<<<<

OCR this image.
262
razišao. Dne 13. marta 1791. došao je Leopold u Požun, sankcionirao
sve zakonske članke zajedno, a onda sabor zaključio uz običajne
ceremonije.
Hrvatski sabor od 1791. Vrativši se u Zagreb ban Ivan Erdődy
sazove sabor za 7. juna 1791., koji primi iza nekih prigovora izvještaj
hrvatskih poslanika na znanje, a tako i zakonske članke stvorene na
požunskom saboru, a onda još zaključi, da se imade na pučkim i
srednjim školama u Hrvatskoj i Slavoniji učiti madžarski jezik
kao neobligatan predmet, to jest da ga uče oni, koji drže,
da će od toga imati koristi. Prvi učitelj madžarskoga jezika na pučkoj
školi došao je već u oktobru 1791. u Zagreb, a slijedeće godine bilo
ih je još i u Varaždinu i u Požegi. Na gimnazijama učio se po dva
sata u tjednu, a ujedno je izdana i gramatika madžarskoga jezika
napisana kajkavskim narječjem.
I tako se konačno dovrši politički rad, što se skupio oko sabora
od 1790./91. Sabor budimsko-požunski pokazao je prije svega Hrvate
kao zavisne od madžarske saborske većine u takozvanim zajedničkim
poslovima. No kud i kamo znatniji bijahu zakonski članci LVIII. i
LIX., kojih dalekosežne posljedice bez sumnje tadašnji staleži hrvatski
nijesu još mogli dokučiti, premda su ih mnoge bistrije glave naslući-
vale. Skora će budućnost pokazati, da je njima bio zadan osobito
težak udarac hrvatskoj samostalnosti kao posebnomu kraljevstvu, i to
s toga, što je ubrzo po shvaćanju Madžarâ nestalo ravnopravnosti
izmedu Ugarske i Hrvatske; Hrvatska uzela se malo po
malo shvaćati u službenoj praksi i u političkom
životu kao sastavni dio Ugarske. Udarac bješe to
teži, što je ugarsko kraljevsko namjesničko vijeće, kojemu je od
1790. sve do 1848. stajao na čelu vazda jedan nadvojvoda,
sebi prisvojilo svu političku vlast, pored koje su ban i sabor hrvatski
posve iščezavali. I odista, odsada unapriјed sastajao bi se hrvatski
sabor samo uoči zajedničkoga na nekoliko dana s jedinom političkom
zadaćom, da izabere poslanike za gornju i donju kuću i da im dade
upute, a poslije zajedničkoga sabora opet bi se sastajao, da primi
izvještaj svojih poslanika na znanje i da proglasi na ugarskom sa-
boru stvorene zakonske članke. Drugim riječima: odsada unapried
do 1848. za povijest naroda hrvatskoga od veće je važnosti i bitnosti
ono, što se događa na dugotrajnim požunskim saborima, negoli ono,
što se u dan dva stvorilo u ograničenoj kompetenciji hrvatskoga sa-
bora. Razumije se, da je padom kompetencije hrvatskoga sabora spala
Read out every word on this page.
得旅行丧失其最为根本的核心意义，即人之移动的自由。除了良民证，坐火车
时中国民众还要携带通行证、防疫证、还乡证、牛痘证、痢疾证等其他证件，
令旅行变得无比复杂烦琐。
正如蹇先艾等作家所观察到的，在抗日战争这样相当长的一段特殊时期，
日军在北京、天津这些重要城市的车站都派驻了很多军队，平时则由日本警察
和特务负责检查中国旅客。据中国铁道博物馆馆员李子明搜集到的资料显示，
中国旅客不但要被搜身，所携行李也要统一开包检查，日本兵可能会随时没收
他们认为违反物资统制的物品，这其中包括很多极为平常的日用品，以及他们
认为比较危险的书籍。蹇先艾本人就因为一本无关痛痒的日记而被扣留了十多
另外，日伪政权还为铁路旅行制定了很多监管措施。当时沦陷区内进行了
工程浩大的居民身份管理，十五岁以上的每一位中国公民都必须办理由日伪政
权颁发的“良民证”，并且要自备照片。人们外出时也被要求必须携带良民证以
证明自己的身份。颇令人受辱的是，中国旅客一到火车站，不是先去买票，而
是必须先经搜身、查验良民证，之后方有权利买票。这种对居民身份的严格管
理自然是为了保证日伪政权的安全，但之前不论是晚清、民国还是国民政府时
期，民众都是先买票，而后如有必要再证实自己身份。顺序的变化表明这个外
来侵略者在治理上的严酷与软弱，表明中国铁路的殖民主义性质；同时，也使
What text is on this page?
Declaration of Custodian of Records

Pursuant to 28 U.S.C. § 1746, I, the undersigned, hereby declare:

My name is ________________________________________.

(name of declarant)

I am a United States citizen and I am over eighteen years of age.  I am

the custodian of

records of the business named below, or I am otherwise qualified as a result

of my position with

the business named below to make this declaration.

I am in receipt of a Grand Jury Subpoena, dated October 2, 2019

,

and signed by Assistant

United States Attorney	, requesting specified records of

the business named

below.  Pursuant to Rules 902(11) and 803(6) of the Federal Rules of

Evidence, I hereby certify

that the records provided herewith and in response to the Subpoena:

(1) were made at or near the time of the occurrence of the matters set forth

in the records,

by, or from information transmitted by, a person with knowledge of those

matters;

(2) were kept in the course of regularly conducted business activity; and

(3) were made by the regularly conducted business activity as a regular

>>>>

Exercise objective:
Find every line in the records above that contains the word "političkom", and copy each one.

Complete output:
malo shvaćati u službenoj praksi i u političkom
sabor samo uoči zajedničkoga na nekoliko dana s jedinom političkom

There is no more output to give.